[What to produce]:
Copy out each line of the material below that holds the string "type".

(Records excerpted from a collection)

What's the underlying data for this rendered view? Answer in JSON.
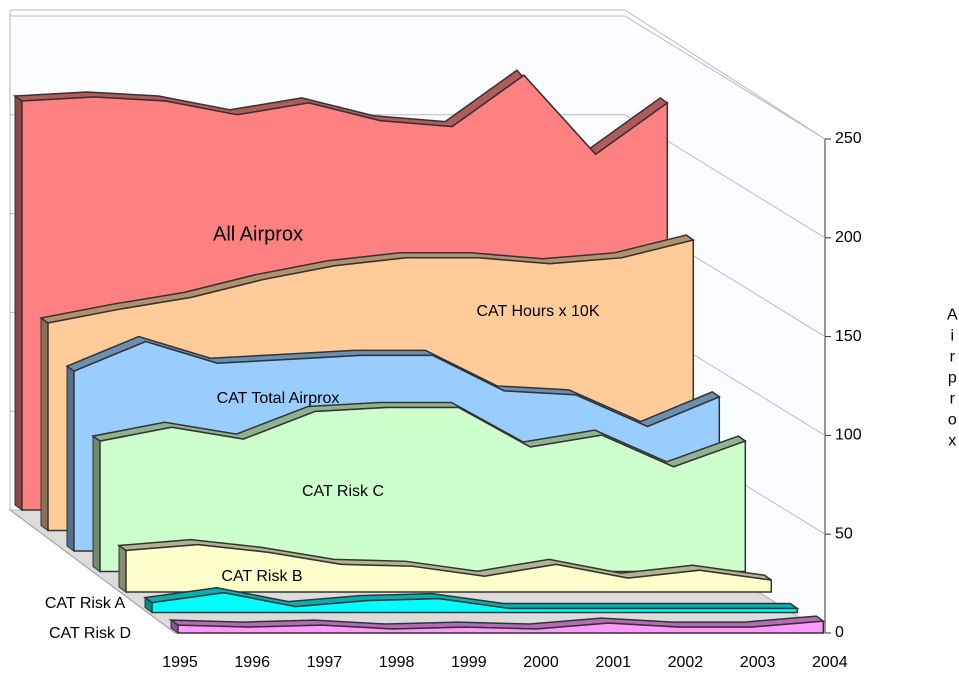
{
  "chart_data": {
    "type": "area3d",
    "y_label": "Airprox",
    "categories": [
      "1995",
      "1996",
      "1997",
      "1998",
      "1999",
      "2000",
      "2001",
      "2002",
      "2003",
      "2004"
    ],
    "ylim": [
      0,
      250
    ],
    "yticks": [
      0,
      50,
      100,
      150,
      200,
      250
    ],
    "grid": true,
    "series": [
      {
        "name": "All Airprox",
        "color": "#ff8080",
        "values": [
          207,
          209,
          207,
          200,
          206,
          197,
          194,
          220,
          180,
          206
        ]
      },
      {
        "name": "CAT Hours x 10K",
        "color": "#ffcc99",
        "values": [
          105,
          112,
          118,
          127,
          134,
          138,
          138,
          135,
          138,
          147
        ]
      },
      {
        "name": "CAT Total Airprox",
        "color": "#99ccff",
        "values": [
          91,
          106,
          95,
          97,
          99,
          99,
          81,
          79,
          63,
          78
        ]
      },
      {
        "name": "CAT Risk C",
        "color": "#ccffcc",
        "values": [
          66,
          73,
          67,
          81,
          83,
          83,
          63,
          69,
          53,
          66
        ]
      },
      {
        "name": "CAT Risk B",
        "color": "#ffffcc",
        "values": [
          21,
          24,
          20,
          14,
          13,
          8,
          14,
          7,
          11,
          6
        ]
      },
      {
        "name": "CAT Risk A",
        "color": "#00ffff",
        "values": [
          5,
          10,
          3,
          6,
          7,
          2,
          2,
          2,
          2,
          2
        ]
      },
      {
        "name": "CAT Risk D",
        "color": "#ff99ff",
        "values": [
          4,
          3,
          4,
          2,
          3,
          2,
          5,
          3,
          3,
          6
        ]
      }
    ]
  }
}
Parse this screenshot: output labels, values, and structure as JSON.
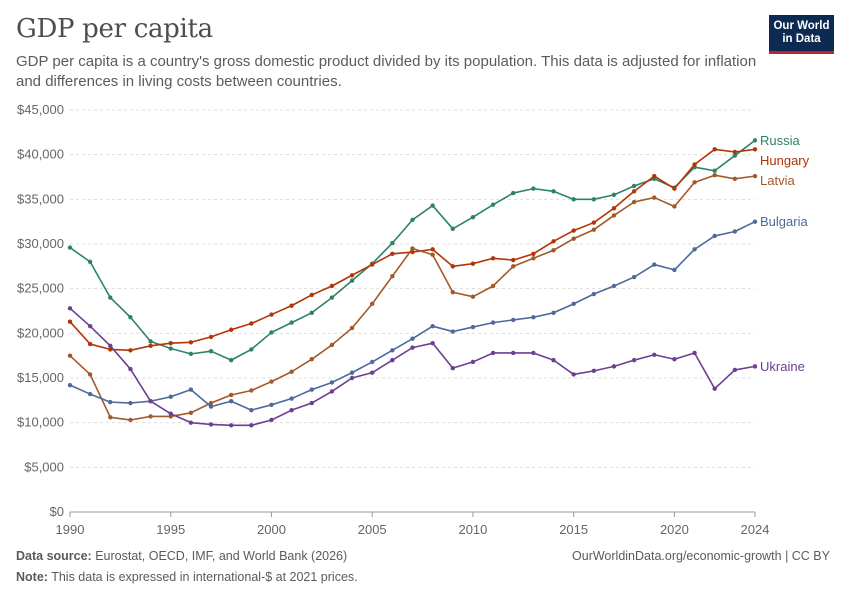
{
  "header": {
    "title": "GDP per capita",
    "subtitle": "GDP per capita is a country's gross domestic product divided by its population. This data is adjusted for inflation and differences in living costs between countries."
  },
  "logo": {
    "line1": "Our World",
    "line2": "in Data",
    "bg": "#0d2b52",
    "accent": "#c0232d"
  },
  "footer": {
    "source_label": "Data source:",
    "source_text": "Eurostat, OECD, IMF, and World Bank (2026)",
    "note_label": "Note:",
    "note_text": "This data is expressed in international-$ at 2021 prices.",
    "citation": "OurWorldinData.org/economic-growth | CC BY"
  },
  "chart_data": {
    "type": "line",
    "title": "GDP per capita",
    "xlim": [
      1990,
      2024
    ],
    "ylim": [
      0,
      45000
    ],
    "x_ticks": [
      1990,
      1995,
      2000,
      2005,
      2010,
      2015,
      2020,
      2024
    ],
    "y_ticks": [
      0,
      5000,
      10000,
      15000,
      20000,
      25000,
      30000,
      35000,
      40000,
      45000
    ],
    "y_tick_labels": [
      "$0",
      "$5,000",
      "$10,000",
      "$15,000",
      "$20,000",
      "$25,000",
      "$30,000",
      "$35,000",
      "$40,000",
      "$45,000"
    ],
    "grid": "horizontal dashed",
    "legend": "right, inline labels",
    "x": [
      1990,
      1991,
      1992,
      1993,
      1994,
      1995,
      1996,
      1997,
      1998,
      1999,
      2000,
      2001,
      2002,
      2003,
      2004,
      2005,
      2006,
      2007,
      2008,
      2009,
      2010,
      2011,
      2012,
      2013,
      2014,
      2015,
      2016,
      2017,
      2018,
      2019,
      2020,
      2021,
      2022,
      2023,
      2024
    ],
    "series": [
      {
        "name": "Russia",
        "color": "#2c8465",
        "values": [
          29600,
          28000,
          24000,
          21800,
          19100,
          18300,
          17700,
          18000,
          17000,
          18200,
          20100,
          21200,
          22300,
          24000,
          25900,
          27800,
          30100,
          32700,
          34300,
          31700,
          33000,
          34400,
          35700,
          36200,
          35900,
          35000,
          35000,
          35500,
          36500,
          37300,
          36300,
          38600,
          38200,
          39900,
          41600
        ]
      },
      {
        "name": "Hungary",
        "color": "#b13507",
        "values": [
          21300,
          18800,
          18200,
          18100,
          18600,
          18900,
          19000,
          19600,
          20400,
          21100,
          22100,
          23100,
          24300,
          25300,
          26500,
          27700,
          28900,
          29100,
          29400,
          27500,
          27800,
          28400,
          28200,
          28900,
          30300,
          31500,
          32400,
          34000,
          35900,
          37600,
          36200,
          38900,
          40600,
          40300,
          40600
        ]
      },
      {
        "name": "Latvia",
        "color": "#a2592a",
        "values": [
          17500,
          15400,
          10600,
          10300,
          10700,
          10700,
          11100,
          12200,
          13100,
          13600,
          14600,
          15700,
          17100,
          18700,
          20600,
          23300,
          26400,
          29500,
          28800,
          24600,
          24100,
          25300,
          27500,
          28400,
          29300,
          30600,
          31600,
          33200,
          34700,
          35200,
          34200,
          36900,
          37700,
          37300,
          37600
        ]
      },
      {
        "name": "Bulgaria",
        "color": "#4c6a9c",
        "values": [
          14200,
          13200,
          12300,
          12200,
          12400,
          12900,
          13700,
          11800,
          12400,
          11400,
          12000,
          12700,
          13700,
          14500,
          15600,
          16800,
          18100,
          19400,
          20800,
          20200,
          20700,
          21200,
          21500,
          21800,
          22300,
          23300,
          24400,
          25300,
          26300,
          27700,
          27100,
          29400,
          30900,
          31400,
          32500
        ]
      },
      {
        "name": "Ukraine",
        "color": "#6d3e91",
        "values": [
          22800,
          20800,
          18600,
          16000,
          12400,
          11000,
          10000,
          9800,
          9700,
          9700,
          10300,
          11400,
          12200,
          13500,
          15000,
          15600,
          17000,
          18400,
          18900,
          16100,
          16800,
          17800,
          17800,
          17800,
          17000,
          15400,
          15800,
          16300,
          17000,
          17600,
          17100,
          17800,
          13800,
          15900,
          16300
        ]
      }
    ]
  }
}
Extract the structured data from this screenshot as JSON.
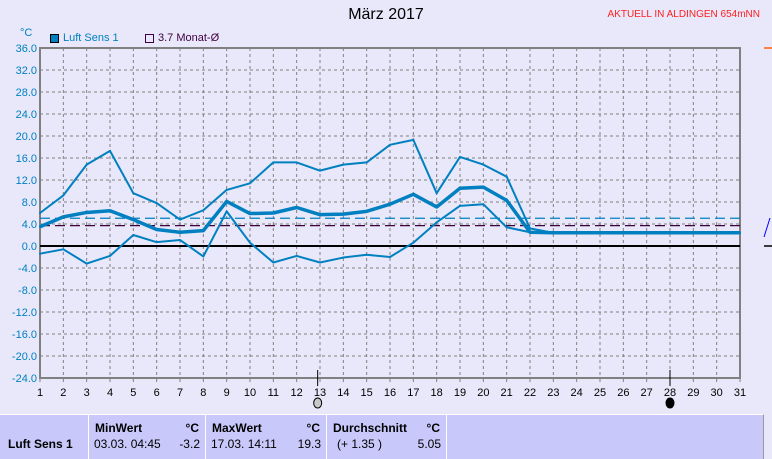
{
  "status": "AKTUELL IN ALDINGEN 654mNN",
  "chart_data": {
    "type": "line",
    "title": "März 2017",
    "ylabel": "°C",
    "ylim": [
      -24,
      36
    ],
    "yticks": [
      "36.0",
      "32.0",
      "28.0",
      "24.0",
      "20.0",
      "16.0",
      "12.0",
      "8.0",
      "4.0",
      "0.0",
      "-4.0",
      "-8.0",
      "-12.0",
      "-16.0",
      "-20.0",
      "-24.0"
    ],
    "x": [
      1,
      2,
      3,
      4,
      5,
      6,
      7,
      8,
      9,
      10,
      11,
      12,
      13,
      14,
      15,
      16,
      17,
      18,
      19,
      20,
      21,
      22,
      23,
      24,
      25,
      26,
      27,
      28,
      29,
      30,
      31
    ],
    "grid": true,
    "legend": "top-left",
    "series": [
      {
        "name": "Luft Sens 1",
        "role": "max",
        "color": "#0080c0",
        "values": [
          6.0,
          9.2,
          14.8,
          17.3,
          9.6,
          7.8,
          4.8,
          6.5,
          10.2,
          11.4,
          15.2,
          15.2,
          13.7,
          14.8,
          15.2,
          18.4,
          19.3,
          9.6,
          16.2,
          14.8,
          12.6,
          3.2,
          2.4,
          2.4,
          2.4,
          2.4,
          2.4,
          2.4,
          2.4,
          2.4,
          2.4
        ]
      },
      {
        "role": "avg",
        "color": "#0080c0",
        "values": [
          3.5,
          5.3,
          6.1,
          6.4,
          4.8,
          3.0,
          2.5,
          2.8,
          8.1,
          5.9,
          6.0,
          7.0,
          5.7,
          5.8,
          6.3,
          7.6,
          9.4,
          7.1,
          10.5,
          10.7,
          8.3,
          2.5,
          2.4,
          2.4,
          2.4,
          2.4,
          2.4,
          2.4,
          2.4,
          2.4,
          2.4
        ]
      },
      {
        "role": "min",
        "color": "#0080c0",
        "values": [
          -1.4,
          -0.6,
          -3.2,
          -1.8,
          2.0,
          0.7,
          1.1,
          -1.9,
          6.3,
          0.6,
          -3.0,
          -1.8,
          -3.0,
          -2.1,
          -1.6,
          -2.0,
          0.6,
          4.3,
          7.3,
          7.6,
          3.4,
          2.5,
          2.4,
          2.4,
          2.4,
          2.4,
          2.4,
          2.4,
          2.4,
          2.4,
          2.4
        ]
      }
    ],
    "reference_lines": [
      {
        "value": 5.05,
        "color": "#0080c0",
        "style": "dashed"
      },
      {
        "name": "3.7 Monat-Ø",
        "value": 3.7,
        "color": "#400040",
        "style": "dashed"
      }
    ],
    "markers": [
      {
        "x": 12.9,
        "type": "open-circle"
      },
      {
        "x": 28,
        "type": "filled-circle"
      }
    ]
  },
  "stats": {
    "sensor": "Luft Sens 1",
    "min": {
      "label": "MinWert",
      "unit": "°C",
      "datetime": "03.03.  04:45",
      "value": "-3.2"
    },
    "max": {
      "label": "MaxWert",
      "unit": "°C",
      "datetime": "17.03.  14:11",
      "value": "19.3"
    },
    "avg": {
      "label": "Durchschnitt",
      "unit": "°C",
      "delta": "(+ 1.35 )",
      "value": "5.05"
    }
  }
}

[Task output]:
    "type": "area3d",
    "type": "line",
    "type": "line",
        "type": "open-circle"
        "type": "filled-circle"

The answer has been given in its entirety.